Source records

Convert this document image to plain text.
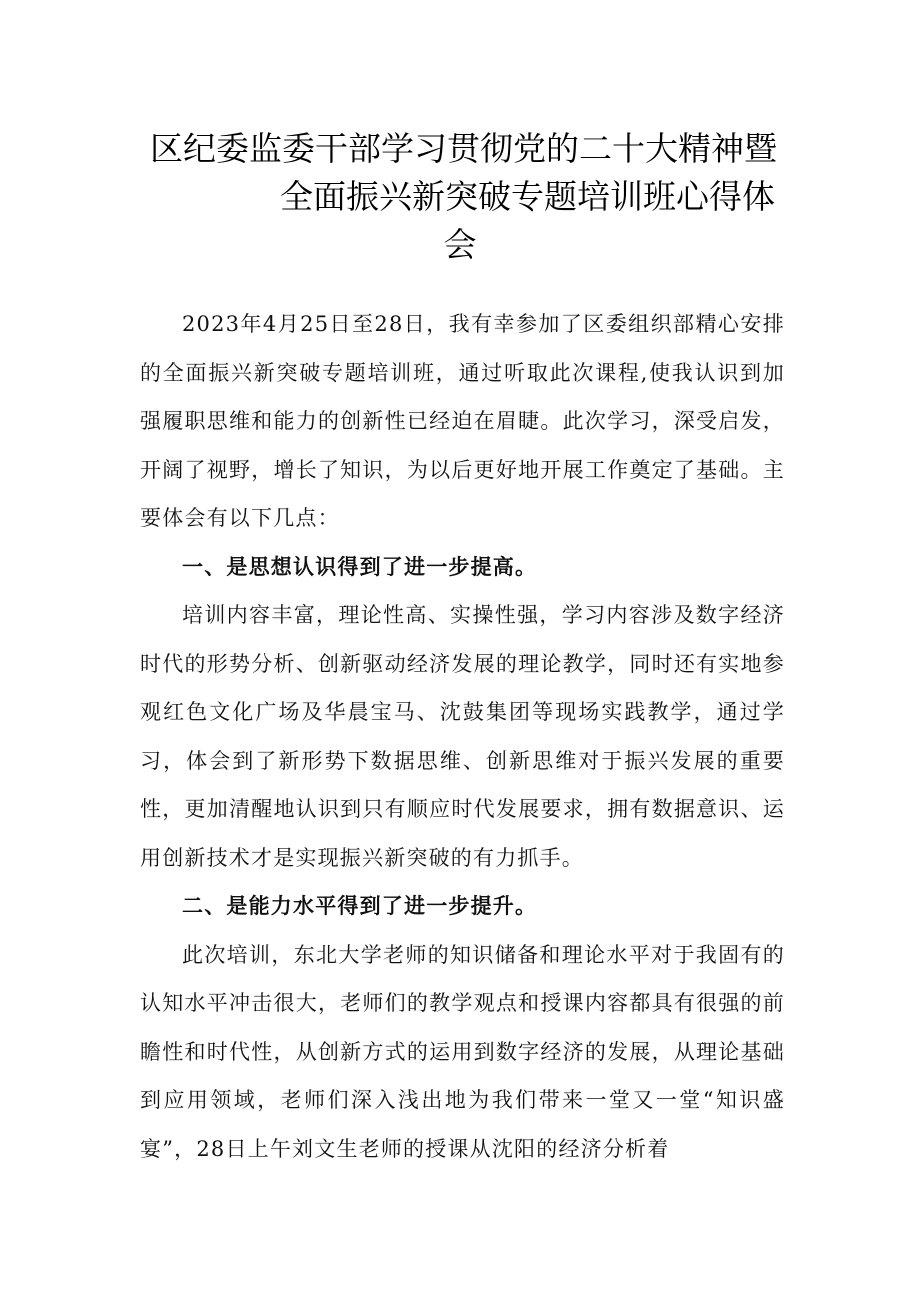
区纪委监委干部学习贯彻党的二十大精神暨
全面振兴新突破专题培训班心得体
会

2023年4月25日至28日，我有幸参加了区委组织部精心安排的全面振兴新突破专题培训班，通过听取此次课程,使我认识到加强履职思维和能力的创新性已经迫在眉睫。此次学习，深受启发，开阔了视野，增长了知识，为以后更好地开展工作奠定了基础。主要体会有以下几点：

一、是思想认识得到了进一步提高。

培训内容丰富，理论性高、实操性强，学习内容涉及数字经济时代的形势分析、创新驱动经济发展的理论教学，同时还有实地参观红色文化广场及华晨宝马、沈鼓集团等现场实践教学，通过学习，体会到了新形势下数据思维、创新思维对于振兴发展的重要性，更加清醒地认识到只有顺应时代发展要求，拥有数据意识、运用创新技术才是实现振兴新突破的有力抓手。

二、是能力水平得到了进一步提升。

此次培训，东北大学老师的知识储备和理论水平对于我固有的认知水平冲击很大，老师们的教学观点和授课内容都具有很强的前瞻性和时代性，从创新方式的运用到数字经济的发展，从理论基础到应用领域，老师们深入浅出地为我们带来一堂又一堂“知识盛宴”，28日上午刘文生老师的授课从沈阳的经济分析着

• What the task requires: Copy all of the entries verbatim, leaving out any pictures they contain.

• Worked solution:
Convert this document image to plain text.
区纪委监委干部学习贯彻党的二十大精神暨
全面振兴新突破专题培训班心得体
会

2023年4月25日至28日，我有幸参加了区委组织部精心安排的全面振兴新突破专题培训班，通过听取此次课程,使我认识到加强履职思维和能力的创新性已经迫在眉睫。此次学习，深受启发，开阔了视野，增长了知识，为以后更好地开展工作奠定了基础。主要体会有以下几点：

一、是思想认识得到了进一步提高。

培训内容丰富，理论性高、实操性强，学习内容涉及数字经济时代的形势分析、创新驱动经济发展的理论教学，同时还有实地参观红色文化广场及华晨宝马、沈鼓集团等现场实践教学，通过学习，体会到了新形势下数据思维、创新思维对于振兴发展的重要性，更加清醒地认识到只有顺应时代发展要求，拥有数据意识、运用创新技术才是实现振兴新突破的有力抓手。

二、是能力水平得到了进一步提升。

此次培训，东北大学老师的知识储备和理论水平对于我固有的认知水平冲击很大，老师们的教学观点和授课内容都具有很强的前瞻性和时代性，从创新方式的运用到数字经济的发展，从理论基础到应用领域，老师们深入浅出地为我们带来一堂又一堂“知识盛宴”，28日上午刘文生老师的授课从沈阳的经济分析着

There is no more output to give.